## TASK OBJECTIVE
Reproduce all of the listing below without alteration.

* begin ENTRIES PROVIDED *

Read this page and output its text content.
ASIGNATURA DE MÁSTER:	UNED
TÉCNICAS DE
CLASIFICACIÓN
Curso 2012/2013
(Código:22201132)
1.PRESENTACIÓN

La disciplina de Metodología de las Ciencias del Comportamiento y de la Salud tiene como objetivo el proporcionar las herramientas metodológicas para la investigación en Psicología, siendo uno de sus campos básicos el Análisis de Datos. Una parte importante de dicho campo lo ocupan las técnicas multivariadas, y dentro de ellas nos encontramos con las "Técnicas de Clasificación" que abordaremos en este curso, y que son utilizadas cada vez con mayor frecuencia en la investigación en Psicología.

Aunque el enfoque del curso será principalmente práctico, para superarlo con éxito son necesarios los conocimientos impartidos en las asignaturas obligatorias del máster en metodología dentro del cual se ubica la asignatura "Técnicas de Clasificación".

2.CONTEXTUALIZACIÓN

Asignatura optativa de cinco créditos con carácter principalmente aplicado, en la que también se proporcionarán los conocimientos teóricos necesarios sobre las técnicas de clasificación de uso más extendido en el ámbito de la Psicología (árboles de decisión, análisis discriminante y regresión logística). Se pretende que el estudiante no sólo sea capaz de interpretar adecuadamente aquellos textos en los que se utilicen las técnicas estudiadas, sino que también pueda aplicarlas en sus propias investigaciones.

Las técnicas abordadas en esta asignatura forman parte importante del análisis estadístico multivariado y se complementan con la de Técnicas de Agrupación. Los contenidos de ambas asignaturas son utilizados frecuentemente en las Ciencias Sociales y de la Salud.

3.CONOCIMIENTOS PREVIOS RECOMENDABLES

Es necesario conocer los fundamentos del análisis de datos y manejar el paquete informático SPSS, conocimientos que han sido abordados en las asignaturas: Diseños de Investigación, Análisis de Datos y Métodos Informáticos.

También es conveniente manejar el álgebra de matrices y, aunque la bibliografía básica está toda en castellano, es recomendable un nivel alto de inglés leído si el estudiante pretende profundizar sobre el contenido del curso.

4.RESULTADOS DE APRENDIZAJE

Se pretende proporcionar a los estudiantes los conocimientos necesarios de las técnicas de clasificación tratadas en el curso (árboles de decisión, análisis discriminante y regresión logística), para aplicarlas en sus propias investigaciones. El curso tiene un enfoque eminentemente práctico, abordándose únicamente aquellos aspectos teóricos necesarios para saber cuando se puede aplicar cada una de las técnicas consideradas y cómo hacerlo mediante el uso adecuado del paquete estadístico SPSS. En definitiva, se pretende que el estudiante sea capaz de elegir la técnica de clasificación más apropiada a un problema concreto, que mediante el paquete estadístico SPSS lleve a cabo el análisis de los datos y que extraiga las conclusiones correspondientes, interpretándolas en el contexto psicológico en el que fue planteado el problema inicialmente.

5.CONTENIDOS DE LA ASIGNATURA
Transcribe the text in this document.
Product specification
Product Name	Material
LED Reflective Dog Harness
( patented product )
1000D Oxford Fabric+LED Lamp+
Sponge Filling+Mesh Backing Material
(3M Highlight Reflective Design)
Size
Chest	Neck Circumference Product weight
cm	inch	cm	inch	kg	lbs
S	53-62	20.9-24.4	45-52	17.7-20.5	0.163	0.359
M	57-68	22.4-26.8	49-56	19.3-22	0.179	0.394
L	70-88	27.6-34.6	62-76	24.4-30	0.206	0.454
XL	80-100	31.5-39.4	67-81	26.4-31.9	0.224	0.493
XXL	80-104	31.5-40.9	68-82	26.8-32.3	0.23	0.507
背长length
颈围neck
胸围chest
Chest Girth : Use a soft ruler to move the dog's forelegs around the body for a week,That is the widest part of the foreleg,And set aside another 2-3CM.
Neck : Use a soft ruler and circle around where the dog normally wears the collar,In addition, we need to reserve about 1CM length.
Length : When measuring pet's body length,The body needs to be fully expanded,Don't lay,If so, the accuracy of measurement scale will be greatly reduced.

* end ENTRIES PROVIDED *

## SOLUTION
Read this page and output its text content.
ASIGNATURA DE MÁSTER:	UNED
TÉCNICAS DE
CLASIFICACIÓN
Curso 2012/2013
(Código:22201132)
1.PRESENTACIÓN

La disciplina de Metodología de las Ciencias del Comportamiento y de la Salud tiene como objetivo el proporcionar las herramientas metodológicas para la investigación en Psicología, siendo uno de sus campos básicos el Análisis de Datos. Una parte importante de dicho campo lo ocupan las técnicas multivariadas, y dentro de ellas nos encontramos con las "Técnicas de Clasificación" que abordaremos en este curso, y que son utilizadas cada vez con mayor frecuencia en la investigación en Psicología.

Aunque el enfoque del curso será principalmente práctico, para superarlo con éxito son necesarios los conocimientos impartidos en las asignaturas obligatorias del máster en metodología dentro del cual se ubica la asignatura "Técnicas de Clasificación".

2.CONTEXTUALIZACIÓN

Asignatura optativa de cinco créditos con carácter principalmente aplicado, en la que también se proporcionarán los conocimientos teóricos necesarios sobre las técnicas de clasificación de uso más extendido en el ámbito de la Psicología (árboles de decisión, análisis discriminante y regresión logística). Se pretende que el estudiante no sólo sea capaz de interpretar adecuadamente aquellos textos en los que se utilicen las técnicas estudiadas, sino que también pueda aplicarlas en sus propias investigaciones.

Las técnicas abordadas en esta asignatura forman parte importante del análisis estadístico multivariado y se complementan con la de Técnicas de Agrupación. Los contenidos de ambas asignaturas son utilizados frecuentemente en las Ciencias Sociales y de la Salud.

3.CONOCIMIENTOS PREVIOS RECOMENDABLES

Es necesario conocer los fundamentos del análisis de datos y manejar el paquete informático SPSS, conocimientos que han sido abordados en las asignaturas: Diseños de Investigación, Análisis de Datos y Métodos Informáticos.

También es conveniente manejar el álgebra de matrices y, aunque la bibliografía básica está toda en castellano, es recomendable un nivel alto de inglés leído si el estudiante pretende profundizar sobre el contenido del curso.

4.RESULTADOS DE APRENDIZAJE

Se pretende proporcionar a los estudiantes los conocimientos necesarios de las técnicas de clasificación tratadas en el curso (árboles de decisión, análisis discriminante y regresión logística), para aplicarlas en sus propias investigaciones. El curso tiene un enfoque eminentemente práctico, abordándose únicamente aquellos aspectos teóricos necesarios para saber cuando se puede aplicar cada una de las técnicas consideradas y cómo hacerlo mediante el uso adecuado del paquete estadístico SPSS. En definitiva, se pretende que el estudiante sea capaz de elegir la técnica de clasificación más apropiada a un problema concreto, que mediante el paquete estadístico SPSS lleve a cabo el análisis de los datos y que extraiga las conclusiones correspondientes, interpretándolas en el contexto psicológico en el que fue planteado el problema inicialmente.

5.CONTENIDOS DE LA ASIGNATURA
Transcribe the text in this document.
Product specification
Product Name	Material
LED Reflective Dog Harness
( patented product )
1000D Oxford Fabric+LED Lamp+
Sponge Filling+Mesh Backing Material
(3M Highlight Reflective Design)
Size
Chest	Neck Circumference Product weight
cm	inch	cm	inch	kg	lbs
S	53-62	20.9-24.4	45-52	17.7-20.5	0.163	0.359
M	57-68	22.4-26.8	49-56	19.3-22	0.179	0.394
L	70-88	27.6-34.6	62-76	24.4-30	0.206	0.454
XL	80-100	31.5-39.4	67-81	26.4-31.9	0.224	0.493
XXL	80-104	31.5-40.9	68-82	26.8-32.3	0.23	0.507
背长length
颈围neck
胸围chest
Chest Girth : Use a soft ruler to move the dog's forelegs around the body for a week,That is the widest part of the foreleg,And set aside another 2-3CM.
Neck : Use a soft ruler and circle around where the dog normally wears the collar,In addition, we need to reserve about 1CM length.
Length : When measuring pet's body length,The body needs to be fully expanded,Don't lay,If so, the accuracy of measurement scale will be greatly reduced.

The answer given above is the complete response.